# Required work
Reproduce the data below, replacing each occurrence of "axis-tick-label" with "scale-mark" and leaving every other character unchanged.

# Items from a data source
------------
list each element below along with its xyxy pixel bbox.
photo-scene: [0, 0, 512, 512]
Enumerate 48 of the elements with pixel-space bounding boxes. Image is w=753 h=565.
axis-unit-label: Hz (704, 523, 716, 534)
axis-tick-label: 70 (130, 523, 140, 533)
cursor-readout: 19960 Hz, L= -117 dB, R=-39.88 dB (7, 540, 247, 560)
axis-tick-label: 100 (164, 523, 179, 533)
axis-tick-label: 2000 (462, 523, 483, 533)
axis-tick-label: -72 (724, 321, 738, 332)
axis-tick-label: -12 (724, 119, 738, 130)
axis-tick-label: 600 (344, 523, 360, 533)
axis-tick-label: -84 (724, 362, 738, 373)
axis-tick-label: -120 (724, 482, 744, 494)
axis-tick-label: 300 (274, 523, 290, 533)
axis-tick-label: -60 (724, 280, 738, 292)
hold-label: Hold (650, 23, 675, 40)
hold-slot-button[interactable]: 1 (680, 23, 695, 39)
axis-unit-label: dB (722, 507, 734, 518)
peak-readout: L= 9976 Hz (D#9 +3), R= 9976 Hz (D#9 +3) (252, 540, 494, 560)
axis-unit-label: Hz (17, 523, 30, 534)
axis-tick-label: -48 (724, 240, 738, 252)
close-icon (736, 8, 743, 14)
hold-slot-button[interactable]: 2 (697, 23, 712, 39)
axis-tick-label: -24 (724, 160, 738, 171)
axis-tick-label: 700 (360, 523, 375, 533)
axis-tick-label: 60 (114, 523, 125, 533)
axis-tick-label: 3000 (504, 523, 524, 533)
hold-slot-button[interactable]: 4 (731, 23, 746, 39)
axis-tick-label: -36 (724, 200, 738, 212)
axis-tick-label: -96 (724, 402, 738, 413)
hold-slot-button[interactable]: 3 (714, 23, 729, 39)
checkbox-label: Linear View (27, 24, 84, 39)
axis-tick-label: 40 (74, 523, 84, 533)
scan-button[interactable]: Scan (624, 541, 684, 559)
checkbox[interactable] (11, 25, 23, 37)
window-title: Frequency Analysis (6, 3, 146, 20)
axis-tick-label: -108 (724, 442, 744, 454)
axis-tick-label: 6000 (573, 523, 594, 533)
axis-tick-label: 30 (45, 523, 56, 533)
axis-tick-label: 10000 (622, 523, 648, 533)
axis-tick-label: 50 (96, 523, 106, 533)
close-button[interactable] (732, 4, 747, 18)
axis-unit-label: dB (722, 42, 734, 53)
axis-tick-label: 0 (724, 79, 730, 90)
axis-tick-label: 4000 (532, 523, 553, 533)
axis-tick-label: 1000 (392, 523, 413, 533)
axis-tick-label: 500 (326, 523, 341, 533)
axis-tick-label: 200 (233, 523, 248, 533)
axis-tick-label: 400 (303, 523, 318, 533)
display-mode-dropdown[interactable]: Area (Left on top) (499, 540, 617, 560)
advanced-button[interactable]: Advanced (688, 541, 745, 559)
------------
# Problem solution
list each element below along with its xyxy pixel bbox.
photo-scene: [0, 0, 512, 512]
Enumerate 48 of the elements with pixel-space bounding boxes. Image is w=753 h=565.
axis-unit-label: Hz (704, 523, 716, 534)
scale-mark: 70 (130, 523, 140, 533)
cursor-readout: 19960 Hz, L= -117 dB, R=-39.88 dB (7, 540, 247, 560)
scale-mark: 100 (164, 523, 179, 533)
scale-mark: 2000 (462, 523, 483, 533)
scale-mark: -72 (724, 321, 738, 332)
scale-mark: -12 (724, 119, 738, 130)
scale-mark: 600 (344, 523, 360, 533)
scale-mark: -84 (724, 362, 738, 373)
scale-mark: -120 (724, 482, 744, 494)
scale-mark: 300 (274, 523, 290, 533)
scale-mark: -60 (724, 280, 738, 292)
hold-label: Hold (650, 23, 675, 40)
hold-slot-button[interactable]: 1 (680, 23, 695, 39)
axis-unit-label: dB (722, 507, 734, 518)
peak-readout: L= 9976 Hz (D#9 +3), R= 9976 Hz (D#9 +3) (252, 540, 494, 560)
axis-unit-label: Hz (17, 523, 30, 534)
scale-mark: -48 (724, 240, 738, 252)
close-icon (736, 8, 743, 14)
hold-slot-button[interactable]: 2 (697, 23, 712, 39)
scale-mark: -24 (724, 160, 738, 171)
scale-mark: 700 (360, 523, 375, 533)
scale-mark: 60 (114, 523, 125, 533)
scale-mark: 3000 (504, 523, 524, 533)
hold-slot-button[interactable]: 4 (731, 23, 746, 39)
scale-mark: -36 (724, 200, 738, 212)
scale-mark: -96 (724, 402, 738, 413)
hold-slot-button[interactable]: 3 (714, 23, 729, 39)
checkbox-label: Linear View (27, 24, 84, 39)
scale-mark: 40 (74, 523, 84, 533)
scan-button[interactable]: Scan (624, 541, 684, 559)
checkbox[interactable] (11, 25, 23, 37)
window-title: Frequency Analysis (6, 3, 146, 20)
scale-mark: -108 (724, 442, 744, 454)
scale-mark: 6000 (573, 523, 594, 533)
scale-mark: 30 (45, 523, 56, 533)
scale-mark: 10000 (622, 523, 648, 533)
scale-mark: 50 (96, 523, 106, 533)
close-button[interactable] (732, 4, 747, 18)
axis-unit-label: dB (722, 42, 734, 53)
scale-mark: 0 (724, 79, 730, 90)
scale-mark: 4000 (532, 523, 553, 533)
scale-mark: 1000 (392, 523, 413, 533)
scale-mark: 500 (326, 523, 341, 533)
scale-mark: 200 (233, 523, 248, 533)
scale-mark: 400 (303, 523, 318, 533)
display-mode-dropdown[interactable]: Area (Left on top) (499, 540, 617, 560)
advanced-button[interactable]: Advanced (688, 541, 745, 559)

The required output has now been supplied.